» **EXERCISE**: Please copy out the records below, replacing every instance of "Wi-Fi" with "WLAN" and leaving all else unchanged.

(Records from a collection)
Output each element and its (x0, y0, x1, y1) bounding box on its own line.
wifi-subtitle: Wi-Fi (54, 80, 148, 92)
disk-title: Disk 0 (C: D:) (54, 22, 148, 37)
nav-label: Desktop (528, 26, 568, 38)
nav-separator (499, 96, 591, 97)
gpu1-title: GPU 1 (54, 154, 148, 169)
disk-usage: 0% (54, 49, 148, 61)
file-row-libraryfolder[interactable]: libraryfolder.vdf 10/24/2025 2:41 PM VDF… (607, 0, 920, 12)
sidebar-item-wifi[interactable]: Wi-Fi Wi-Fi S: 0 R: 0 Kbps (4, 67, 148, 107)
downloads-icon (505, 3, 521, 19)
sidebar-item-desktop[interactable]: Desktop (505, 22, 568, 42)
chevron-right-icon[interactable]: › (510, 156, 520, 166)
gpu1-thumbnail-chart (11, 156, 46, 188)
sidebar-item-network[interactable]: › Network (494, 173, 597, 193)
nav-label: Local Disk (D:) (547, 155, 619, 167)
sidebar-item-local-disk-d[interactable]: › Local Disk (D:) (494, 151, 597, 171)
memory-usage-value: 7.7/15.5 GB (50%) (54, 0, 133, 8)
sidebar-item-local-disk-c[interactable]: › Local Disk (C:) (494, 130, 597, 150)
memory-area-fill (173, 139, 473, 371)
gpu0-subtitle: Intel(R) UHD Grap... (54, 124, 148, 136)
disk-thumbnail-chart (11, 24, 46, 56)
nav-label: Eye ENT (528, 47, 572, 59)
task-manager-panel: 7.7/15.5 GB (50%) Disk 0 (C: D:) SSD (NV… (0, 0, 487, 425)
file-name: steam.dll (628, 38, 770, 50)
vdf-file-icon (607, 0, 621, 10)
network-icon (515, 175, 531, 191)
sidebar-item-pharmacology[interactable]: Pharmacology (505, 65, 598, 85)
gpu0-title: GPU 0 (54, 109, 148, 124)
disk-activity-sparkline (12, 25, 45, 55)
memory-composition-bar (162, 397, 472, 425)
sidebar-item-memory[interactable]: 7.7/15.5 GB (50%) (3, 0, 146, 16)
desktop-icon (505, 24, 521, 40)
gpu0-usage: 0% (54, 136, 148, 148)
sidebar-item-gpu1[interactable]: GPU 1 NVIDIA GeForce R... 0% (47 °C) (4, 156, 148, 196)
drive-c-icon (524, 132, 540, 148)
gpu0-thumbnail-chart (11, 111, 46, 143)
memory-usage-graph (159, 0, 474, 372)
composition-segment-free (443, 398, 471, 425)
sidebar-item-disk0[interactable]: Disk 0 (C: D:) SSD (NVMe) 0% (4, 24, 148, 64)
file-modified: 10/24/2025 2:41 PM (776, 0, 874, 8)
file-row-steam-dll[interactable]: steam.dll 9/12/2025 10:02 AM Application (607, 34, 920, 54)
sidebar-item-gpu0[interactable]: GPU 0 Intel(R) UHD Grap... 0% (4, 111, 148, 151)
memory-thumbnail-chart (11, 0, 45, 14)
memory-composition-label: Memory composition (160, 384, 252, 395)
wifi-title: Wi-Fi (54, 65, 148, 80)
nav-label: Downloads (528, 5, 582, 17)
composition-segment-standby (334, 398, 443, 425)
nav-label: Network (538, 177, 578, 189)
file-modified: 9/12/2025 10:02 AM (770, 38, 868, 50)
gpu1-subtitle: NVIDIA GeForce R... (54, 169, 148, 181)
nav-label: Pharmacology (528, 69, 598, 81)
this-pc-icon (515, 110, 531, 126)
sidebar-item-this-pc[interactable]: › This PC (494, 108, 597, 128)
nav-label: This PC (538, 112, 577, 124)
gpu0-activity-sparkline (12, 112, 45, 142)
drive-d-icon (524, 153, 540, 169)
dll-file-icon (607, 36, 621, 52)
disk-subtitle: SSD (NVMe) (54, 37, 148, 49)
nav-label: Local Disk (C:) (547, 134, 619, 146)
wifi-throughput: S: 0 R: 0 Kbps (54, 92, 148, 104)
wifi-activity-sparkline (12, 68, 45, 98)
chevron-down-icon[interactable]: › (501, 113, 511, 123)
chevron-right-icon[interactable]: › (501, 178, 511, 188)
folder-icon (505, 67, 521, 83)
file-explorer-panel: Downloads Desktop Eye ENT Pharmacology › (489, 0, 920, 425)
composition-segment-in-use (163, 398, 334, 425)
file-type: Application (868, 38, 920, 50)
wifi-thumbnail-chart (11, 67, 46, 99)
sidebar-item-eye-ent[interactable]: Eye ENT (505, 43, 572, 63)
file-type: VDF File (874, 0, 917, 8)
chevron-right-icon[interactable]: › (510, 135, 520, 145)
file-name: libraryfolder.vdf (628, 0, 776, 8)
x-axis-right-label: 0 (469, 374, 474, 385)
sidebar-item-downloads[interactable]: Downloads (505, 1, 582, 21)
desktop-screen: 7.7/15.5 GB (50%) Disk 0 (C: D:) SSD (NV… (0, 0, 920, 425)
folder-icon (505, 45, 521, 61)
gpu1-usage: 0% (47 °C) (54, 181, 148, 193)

» **TASK SOLUTION**:
Output each element and its (x0, y0, x1, y1) bounding box on its own line.
wifi-subtitle: WLAN (54, 80, 148, 92)
disk-title: Disk 0 (C: D:) (54, 22, 148, 37)
nav-label: Desktop (528, 26, 568, 38)
nav-separator (499, 96, 591, 97)
gpu1-title: GPU 1 (54, 154, 148, 169)
disk-usage: 0% (54, 49, 148, 61)
file-row-libraryfolder[interactable]: libraryfolder.vdf 10/24/2025 2:41 PM VDF… (607, 0, 920, 12)
sidebar-item-wifi[interactable]: WLAN WLAN S: 0 R: 0 Kbps (4, 67, 148, 107)
downloads-icon (505, 3, 521, 19)
sidebar-item-desktop[interactable]: Desktop (505, 22, 568, 42)
chevron-right-icon[interactable]: › (510, 156, 520, 166)
gpu1-thumbnail-chart (11, 156, 46, 188)
sidebar-item-network[interactable]: › Network (494, 173, 597, 193)
nav-label: Local Disk (D:) (547, 155, 619, 167)
sidebar-item-local-disk-d[interactable]: › Local Disk (D:) (494, 151, 597, 171)
memory-usage-value: 7.7/15.5 GB (50%) (54, 0, 133, 8)
sidebar-item-local-disk-c[interactable]: › Local Disk (C:) (494, 130, 597, 150)
memory-area-fill (173, 139, 473, 371)
gpu0-subtitle: Intel(R) UHD Grap... (54, 124, 148, 136)
disk-thumbnail-chart (11, 24, 46, 56)
nav-label: Eye ENT (528, 47, 572, 59)
task-manager-panel: 7.7/15.5 GB (50%) Disk 0 (C: D:) SSD (NV… (0, 0, 487, 425)
file-name: steam.dll (628, 38, 770, 50)
vdf-file-icon (607, 0, 621, 10)
network-icon (515, 175, 531, 191)
sidebar-item-pharmacology[interactable]: Pharmacology (505, 65, 598, 85)
gpu0-title: GPU 0 (54, 109, 148, 124)
disk-activity-sparkline (12, 25, 45, 55)
memory-composition-bar (162, 397, 472, 425)
sidebar-item-memory[interactable]: 7.7/15.5 GB (50%) (3, 0, 146, 16)
desktop-icon (505, 24, 521, 40)
gpu0-usage: 0% (54, 136, 148, 148)
sidebar-item-gpu1[interactable]: GPU 1 NVIDIA GeForce R... 0% (47 °C) (4, 156, 148, 196)
drive-c-icon (524, 132, 540, 148)
gpu0-thumbnail-chart (11, 111, 46, 143)
memory-usage-graph (159, 0, 474, 372)
composition-segment-free (443, 398, 471, 425)
sidebar-item-disk0[interactable]: Disk 0 (C: D:) SSD (NVMe) 0% (4, 24, 148, 64)
file-modified: 10/24/2025 2:41 PM (776, 0, 874, 8)
file-row-steam-dll[interactable]: steam.dll 9/12/2025 10:02 AM Application (607, 34, 920, 54)
sidebar-item-gpu0[interactable]: GPU 0 Intel(R) UHD Grap... 0% (4, 111, 148, 151)
memory-thumbnail-chart (11, 0, 45, 14)
memory-composition-label: Memory composition (160, 384, 252, 395)
wifi-title: WLAN (54, 65, 148, 80)
nav-label: Downloads (528, 5, 582, 17)
composition-segment-standby (334, 398, 443, 425)
nav-label: Network (538, 177, 578, 189)
file-modified: 9/12/2025 10:02 AM (770, 38, 868, 50)
gpu1-subtitle: NVIDIA GeForce R... (54, 169, 148, 181)
nav-label: Pharmacology (528, 69, 598, 81)
this-pc-icon (515, 110, 531, 126)
sidebar-item-this-pc[interactable]: › This PC (494, 108, 597, 128)
nav-label: This PC (538, 112, 577, 124)
gpu0-activity-sparkline (12, 112, 45, 142)
drive-d-icon (524, 153, 540, 169)
dll-file-icon (607, 36, 621, 52)
disk-subtitle: SSD (NVMe) (54, 37, 148, 49)
nav-label: Local Disk (C:) (547, 134, 619, 146)
wifi-throughput: S: 0 R: 0 Kbps (54, 92, 148, 104)
wifi-activity-sparkline (12, 68, 45, 98)
chevron-down-icon[interactable]: › (501, 113, 511, 123)
chevron-right-icon[interactable]: › (501, 178, 511, 188)
folder-icon (505, 67, 521, 83)
file-explorer-panel: Downloads Desktop Eye ENT Pharmacology › (489, 0, 920, 425)
composition-segment-in-use (163, 398, 334, 425)
file-type: Application (868, 38, 920, 50)
wifi-thumbnail-chart (11, 67, 46, 99)
sidebar-item-eye-ent[interactable]: Eye ENT (505, 43, 572, 63)
file-type: VDF File (874, 0, 917, 8)
chevron-right-icon[interactable]: › (510, 135, 520, 145)
file-name: libraryfolder.vdf (628, 0, 776, 8)
x-axis-right-label: 0 (469, 374, 474, 385)
sidebar-item-downloads[interactable]: Downloads (505, 1, 582, 21)
desktop-screen: 7.7/15.5 GB (50%) Disk 0 (C: D:) SSD (NV… (0, 0, 920, 425)
folder-icon (505, 45, 521, 61)
gpu1-usage: 0% (47 °C) (54, 181, 148, 193)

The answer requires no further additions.